== Brief ==
What follows is a listing to be transcribed exactly.

== Record excerpts ==

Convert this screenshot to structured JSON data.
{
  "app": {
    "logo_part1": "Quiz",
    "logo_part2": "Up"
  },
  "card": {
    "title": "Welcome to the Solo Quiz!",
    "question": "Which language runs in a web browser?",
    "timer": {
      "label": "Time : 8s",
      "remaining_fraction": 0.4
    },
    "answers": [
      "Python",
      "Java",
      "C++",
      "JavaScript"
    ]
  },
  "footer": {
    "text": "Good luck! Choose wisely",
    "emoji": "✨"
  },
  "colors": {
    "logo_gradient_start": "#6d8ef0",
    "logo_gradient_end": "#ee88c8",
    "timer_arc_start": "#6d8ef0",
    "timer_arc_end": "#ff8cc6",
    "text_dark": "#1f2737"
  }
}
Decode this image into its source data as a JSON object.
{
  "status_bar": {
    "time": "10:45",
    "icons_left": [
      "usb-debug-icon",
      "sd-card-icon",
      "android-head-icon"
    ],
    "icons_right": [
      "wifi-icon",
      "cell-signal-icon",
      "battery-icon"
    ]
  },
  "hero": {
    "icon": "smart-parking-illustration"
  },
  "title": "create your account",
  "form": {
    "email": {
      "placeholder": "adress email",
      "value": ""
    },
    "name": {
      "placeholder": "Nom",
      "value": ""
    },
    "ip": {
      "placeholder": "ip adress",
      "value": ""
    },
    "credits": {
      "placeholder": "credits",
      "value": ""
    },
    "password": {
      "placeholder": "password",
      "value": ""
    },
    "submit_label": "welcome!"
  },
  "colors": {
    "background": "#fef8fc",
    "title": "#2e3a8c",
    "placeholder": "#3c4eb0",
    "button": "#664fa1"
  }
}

== Completed task ==
Convert this screenshot to structured JSON data.
{
  "app": {
    "logo_part1": "Quiz",
    "logo_part2": "Up"
  },
  "card": {
    "title": "Welcome to the Solo Quiz!",
    "question": "Which language runs in a web browser?",
    "timer": {
      "label": "Time : 8s",
      "remaining_fraction": 0.4
    },
    "answers": [
      "Python",
      "Java",
      "C++",
      "JavaScript"
    ]
  },
  "footer": {
    "text": "Good luck! Choose wisely",
    "emoji": "✨"
  },
  "colors": {
    "logo_gradient_start": "#6d8ef0",
    "logo_gradient_end": "#ee88c8",
    "timer_arc_start": "#6d8ef0",
    "timer_arc_end": "#ff8cc6",
    "text_dark": "#1f2737"
  }
}
Decode this image into its source data as a JSON object.
{
  "status_bar": {
    "time": "10:45",
    "icons_left": [
      "usb-debug-icon",
      "sd-card-icon",
      "android-head-icon"
    ],
    "icons_right": [
      "wifi-icon",
      "cell-signal-icon",
      "battery-icon"
    ]
  },
  "hero": {
    "icon": "smart-parking-illustration"
  },
  "title": "create your account",
  "form": {
    "email": {
      "placeholder": "adress email",
      "value": ""
    },
    "name": {
      "placeholder": "Nom",
      "value": ""
    },
    "ip": {
      "placeholder": "ip adress",
      "value": ""
    },
    "credits": {
      "placeholder": "credits",
      "value": ""
    },
    "password": {
      "placeholder": "password",
      "value": ""
    },
    "submit_label": "welcome!"
  },
  "colors": {
    "background": "#fef8fc",
    "title": "#2e3a8c",
    "placeholder": "#3c4eb0",
    "button": "#664fa1"
  }
}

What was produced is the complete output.